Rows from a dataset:
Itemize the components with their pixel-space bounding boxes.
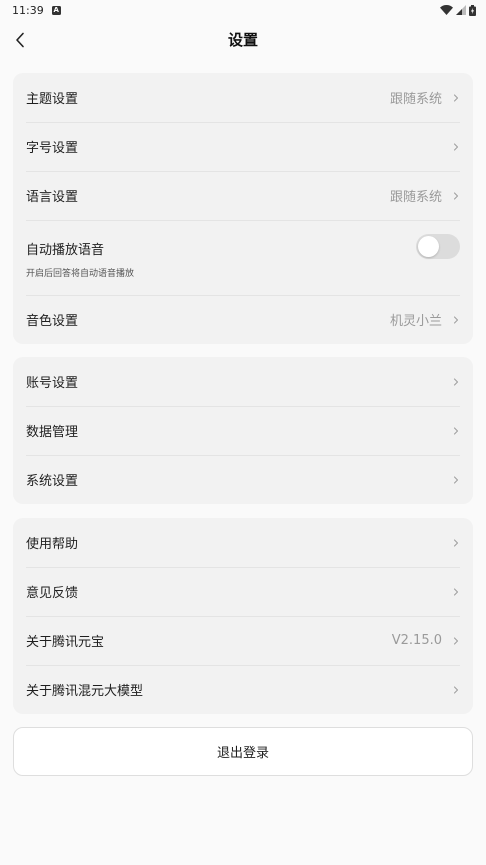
theme-setting-row[interactable]: 主题设置 跟随系统 <box>26 73 460 122</box>
chevron-right-icon <box>453 587 459 596</box>
wifi-icon <box>440 5 453 15</box>
theme-setting-value: 跟随系统 <box>389 92 442 107</box>
font-size-setting-row[interactable]: 字号设置 <box>26 122 460 171</box>
language-setting-value: 跟随系统 <box>389 190 442 205</box>
nav-bar: 设置 <box>0 20 486 60</box>
chevron-right-icon <box>453 426 459 435</box>
status-bar: 11:39 A <box>0 0 486 20</box>
settings-group-display: 主题设置 跟随系统 字号设置 语言设置 跟随系统 自动播放语音 开启后回答将自动… <box>13 73 473 344</box>
font-size-setting-label: 字号设置 <box>26 141 79 156</box>
settings-group-account: 账号设置 数据管理 系统设置 <box>13 357 473 504</box>
font-size-setting-right <box>452 141 460 153</box>
voice-setting-label: 音色设置 <box>26 314 79 329</box>
data-management-row[interactable]: 数据管理 <box>26 406 460 455</box>
chevron-right-icon <box>453 315 459 324</box>
status-right <box>440 4 476 16</box>
chevron-right-icon <box>453 685 459 694</box>
feedback-row[interactable]: 意见反馈 <box>26 567 460 616</box>
language-setting-right: 跟随系统 <box>390 186 460 205</box>
voice-setting-value: 机灵小兰 <box>389 314 442 329</box>
voice-setting-row[interactable]: 音色设置 机灵小兰 <box>26 295 460 344</box>
account-setting-row[interactable]: 账号设置 <box>26 357 460 406</box>
theme-setting-right: 跟随系统 <box>390 88 460 107</box>
about-app-row[interactable]: 关于腾讯元宝 V2.15.0 <box>26 616 460 665</box>
voice-setting-right: 机灵小兰 <box>390 310 460 329</box>
chevron-left-icon <box>16 32 24 48</box>
help-row[interactable]: 使用帮助 <box>26 518 460 567</box>
notification-badge-icon: A <box>51 5 61 15</box>
logout-button[interactable]: 退出登录 <box>13 727 473 776</box>
chevron-right-icon <box>453 142 459 151</box>
about-app-label: 关于腾讯元宝 <box>26 635 105 650</box>
language-setting-row[interactable]: 语言设置 跟随系统 <box>26 171 460 220</box>
autoplay-voice-texts: 自动播放语音 开启后回答将自动语音播放 <box>26 220 134 279</box>
autoplay-voice-toggle[interactable] <box>416 234 460 259</box>
chevron-right-icon <box>453 93 459 102</box>
status-time: 11:39 <box>12 3 44 17</box>
help-label: 使用帮助 <box>26 537 79 552</box>
feedback-label: 意见反馈 <box>26 586 79 601</box>
back-button[interactable] <box>6 26 34 54</box>
chevron-right-icon <box>453 538 459 547</box>
system-setting-label: 系统设置 <box>26 474 79 489</box>
system-setting-row[interactable]: 系统设置 <box>26 455 460 504</box>
data-management-label: 数据管理 <box>26 425 79 440</box>
chevron-right-icon <box>453 636 459 645</box>
signal-icon <box>456 5 466 15</box>
settings-group-about: 使用帮助 意见反馈 关于腾讯元宝 V2.15.0 关于腾讯混元大模型 <box>13 518 473 714</box>
chevron-right-icon <box>453 475 459 484</box>
autoplay-voice-subtitle: 开启后回答将自动语音播放 <box>26 269 135 279</box>
autoplay-voice-row: 自动播放语音 开启后回答将自动语音播放 <box>26 220 460 295</box>
about-app-right: V2.15.0 <box>392 633 460 648</box>
toggle-knob <box>418 236 439 257</box>
battery-icon <box>469 4 476 16</box>
about-model-label: 关于腾讯混元大模型 <box>26 684 144 699</box>
about-model-row[interactable]: 关于腾讯混元大模型 <box>26 665 460 714</box>
account-setting-label: 账号设置 <box>26 376 79 391</box>
autoplay-voice-label: 自动播放语音 <box>26 243 105 258</box>
chevron-right-icon <box>453 191 459 200</box>
app-version-value: V2.15.0 <box>391 633 442 648</box>
status-left: 11:39 A <box>12 4 61 17</box>
theme-setting-label: 主题设置 <box>26 92 79 107</box>
page-title: 设置 <box>227 31 258 49</box>
language-setting-label: 语言设置 <box>26 190 79 205</box>
chevron-right-icon <box>453 377 459 386</box>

- [Task objective]
Extract every line of the entries above word for word, leaving the pictures out.

- [Solution for this task]
Itemize the components with their pixel-space bounding boxes.
theme-setting-row[interactable]: 主题设置 跟随系统 <box>26 73 460 122</box>
chevron-right-icon <box>453 587 459 596</box>
wifi-icon <box>440 5 453 15</box>
theme-setting-value: 跟随系统 <box>389 92 442 107</box>
font-size-setting-row[interactable]: 字号设置 <box>26 122 460 171</box>
language-setting-value: 跟随系统 <box>389 190 442 205</box>
nav-bar: 设置 <box>0 20 486 60</box>
chevron-right-icon <box>453 426 459 435</box>
status-bar: 11:39 A <box>0 0 486 20</box>
settings-group-display: 主题设置 跟随系统 字号设置 语言设置 跟随系统 自动播放语音 开启后回答将自动… <box>13 73 473 344</box>
font-size-setting-label: 字号设置 <box>26 141 79 156</box>
settings-group-account: 账号设置 数据管理 系统设置 <box>13 357 473 504</box>
font-size-setting-right <box>452 141 460 153</box>
voice-setting-label: 音色设置 <box>26 314 79 329</box>
data-management-row[interactable]: 数据管理 <box>26 406 460 455</box>
chevron-right-icon <box>453 315 459 324</box>
status-right <box>440 4 476 16</box>
chevron-right-icon <box>453 685 459 694</box>
feedback-row[interactable]: 意见反馈 <box>26 567 460 616</box>
language-setting-right: 跟随系统 <box>390 186 460 205</box>
voice-setting-value: 机灵小兰 <box>389 314 442 329</box>
voice-setting-row[interactable]: 音色设置 机灵小兰 <box>26 295 460 344</box>
account-setting-row[interactable]: 账号设置 <box>26 357 460 406</box>
theme-setting-right: 跟随系统 <box>390 88 460 107</box>
about-app-row[interactable]: 关于腾讯元宝 V2.15.0 <box>26 616 460 665</box>
voice-setting-right: 机灵小兰 <box>390 310 460 329</box>
chevron-left-icon <box>16 32 24 48</box>
help-row[interactable]: 使用帮助 <box>26 518 460 567</box>
notification-badge-icon: A <box>51 5 61 15</box>
logout-button[interactable]: 退出登录 <box>13 727 473 776</box>
chevron-right-icon <box>453 142 459 151</box>
about-app-label: 关于腾讯元宝 <box>26 635 105 650</box>
language-setting-row[interactable]: 语言设置 跟随系统 <box>26 171 460 220</box>
autoplay-voice-texts: 自动播放语音 开启后回答将自动语音播放 <box>26 220 134 279</box>
autoplay-voice-toggle[interactable] <box>416 234 460 259</box>
chevron-right-icon <box>453 93 459 102</box>
status-time: 11:39 <box>12 3 44 17</box>
help-label: 使用帮助 <box>26 537 79 552</box>
feedback-label: 意见反馈 <box>26 586 79 601</box>
back-button[interactable] <box>6 26 34 54</box>
chevron-right-icon <box>453 538 459 547</box>
system-setting-label: 系统设置 <box>26 474 79 489</box>
system-setting-row[interactable]: 系统设置 <box>26 455 460 504</box>
data-management-label: 数据管理 <box>26 425 79 440</box>
chevron-right-icon <box>453 636 459 645</box>
signal-icon <box>456 5 466 15</box>
settings-group-about: 使用帮助 意见反馈 关于腾讯元宝 V2.15.0 关于腾讯混元大模型 <box>13 518 473 714</box>
chevron-right-icon <box>453 475 459 484</box>
autoplay-voice-subtitle: 开启后回答将自动语音播放 <box>26 269 135 279</box>
autoplay-voice-row: 自动播放语音 开启后回答将自动语音播放 <box>26 220 460 295</box>
about-app-right: V2.15.0 <box>392 633 460 648</box>
toggle-knob <box>418 236 439 257</box>
battery-icon <box>469 4 476 16</box>
about-model-label: 关于腾讯混元大模型 <box>26 684 144 699</box>
about-model-row[interactable]: 关于腾讯混元大模型 <box>26 665 460 714</box>
account-setting-label: 账号设置 <box>26 376 79 391</box>
autoplay-voice-label: 自动播放语音 <box>26 243 105 258</box>
chevron-right-icon <box>453 191 459 200</box>
app-version-value: V2.15.0 <box>391 633 442 648</box>
status-left: 11:39 A <box>12 4 61 17</box>
theme-setting-label: 主题设置 <box>26 92 79 107</box>
page-title: 设置 <box>227 31 258 49</box>
language-setting-label: 语言设置 <box>26 190 79 205</box>
chevron-right-icon <box>453 377 459 386</box>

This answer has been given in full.